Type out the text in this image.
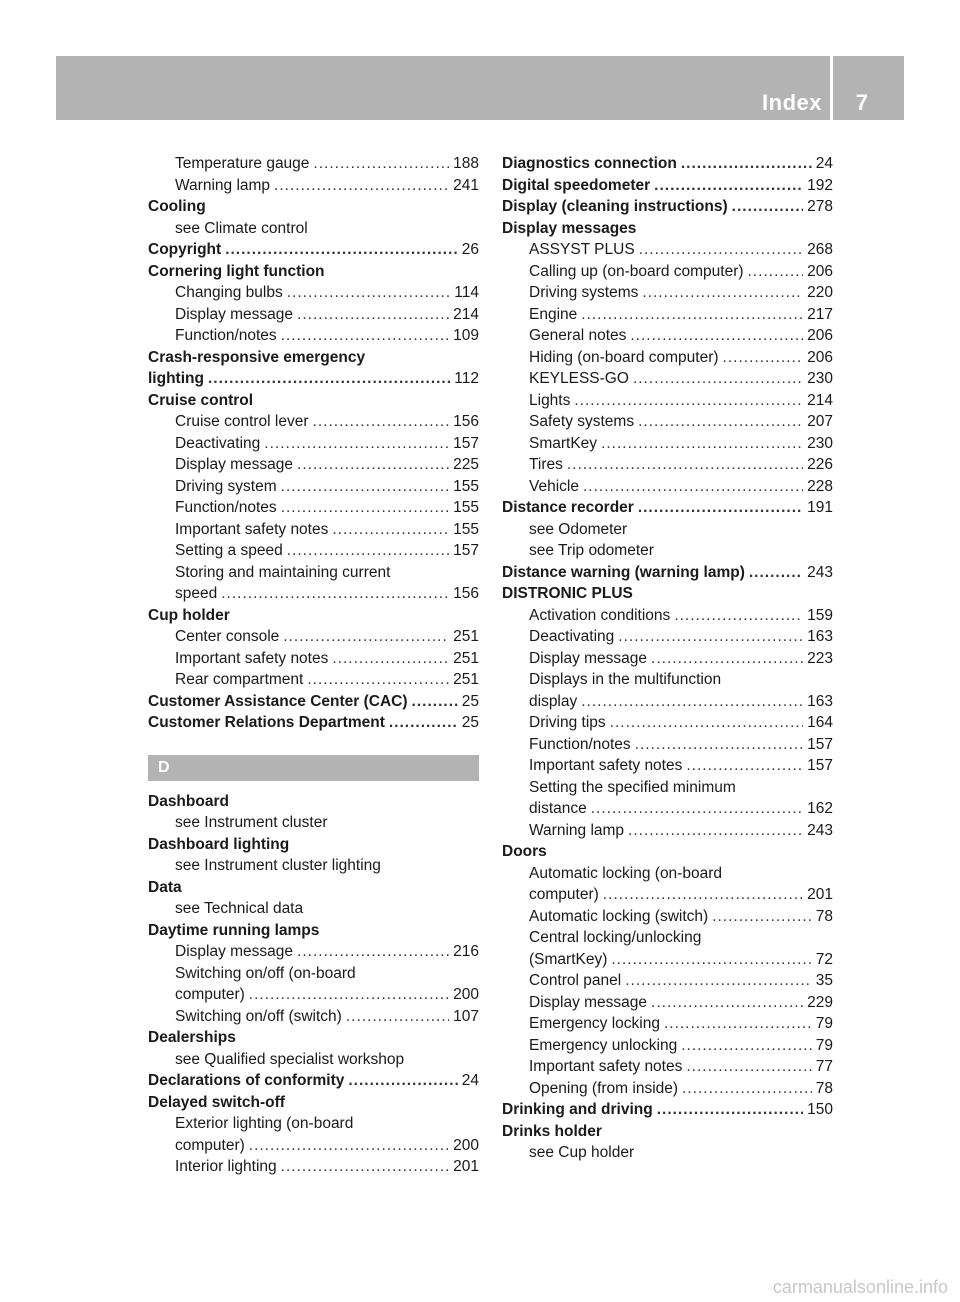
Index 7
Temperature gauge .....	188
Warning lamp .....	241
Cooling
see Climate control
Copyright .....	26
Cornering light function
Changing bulbs .....	114
Display message .....	214
Function/notes .....	109
Crash-responsive emergency
lighting .....	112
Cruise control
Cruise control lever .....	156
Deactivating .....	157
Display message .....	225
Driving system .....	155
Function/notes .....	155
Important safety notes .....	155
Setting a speed .....	157
Storing and maintaining current
speed .....	156
Cup holder
Center console .....	251
Important safety notes .....	251
Rear compartment .....	251
Customer Assistance Center (CAC) .....	25
Customer Relations Department .....	25
D
Dashboard
see Instrument cluster
Dashboard lighting
see Instrument cluster lighting
Data
see Technical data
Daytime running lamps
Display message .....	216
Switching on/off (on-board
computer) .....	200
Switching on/off (switch) .....	107
Dealerships
see Qualified specialist workshop
Declarations of conformity .....	24
Delayed switch-off
Exterior lighting (on-board
computer) .....	200
Interior lighting .....	201
Diagnostics connection .....	24
Digital speedometer .....	192
Display (cleaning instructions) .....	278
Display messages
ASSYST PLUS .....	268
Calling up (on-board computer) .....	206
Driving systems .....	220
Engine .....	217
General notes .....	206
Hiding (on-board computer) .....	206
KEYLESS-GO .....	230
Lights .....	214
Safety systems .....	207
SmartKey .....	230
Tires .....	226
Vehicle .....	228
Distance recorder .....	191
see Odometer
see Trip odometer
Distance warning (warning lamp) .....	243
DISTRONIC PLUS
Activation conditions .....	159
Deactivating .....	163
Display message .....	223
Displays in the multifunction
display .....	163
Driving tips .....	164
Function/notes .....	157
Important safety notes .....	157
Setting the specified minimum
distance .....	162
Warning lamp .....	243
Doors
Automatic locking (on-board
computer) .....	201
Automatic locking (switch) .....	78
Central locking/unlocking
(SmartKey) .....	72
Control panel .....	35
Display message .....	229
Emergency locking .....	79
Emergency unlocking .....	79
Important safety notes .....	77
Opening (from inside) .....	78
Drinking and driving .....	150
Drinks holder
see Cup holder
carmanualsonline.info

+++

__Directions__: Choose all lines containing the string "lighting" and copy them out.

__Correct output__:
lighting .....	112
Dashboard lighting
see Instrument cluster lighting
Exterior lighting (on-board
Interior lighting .....	201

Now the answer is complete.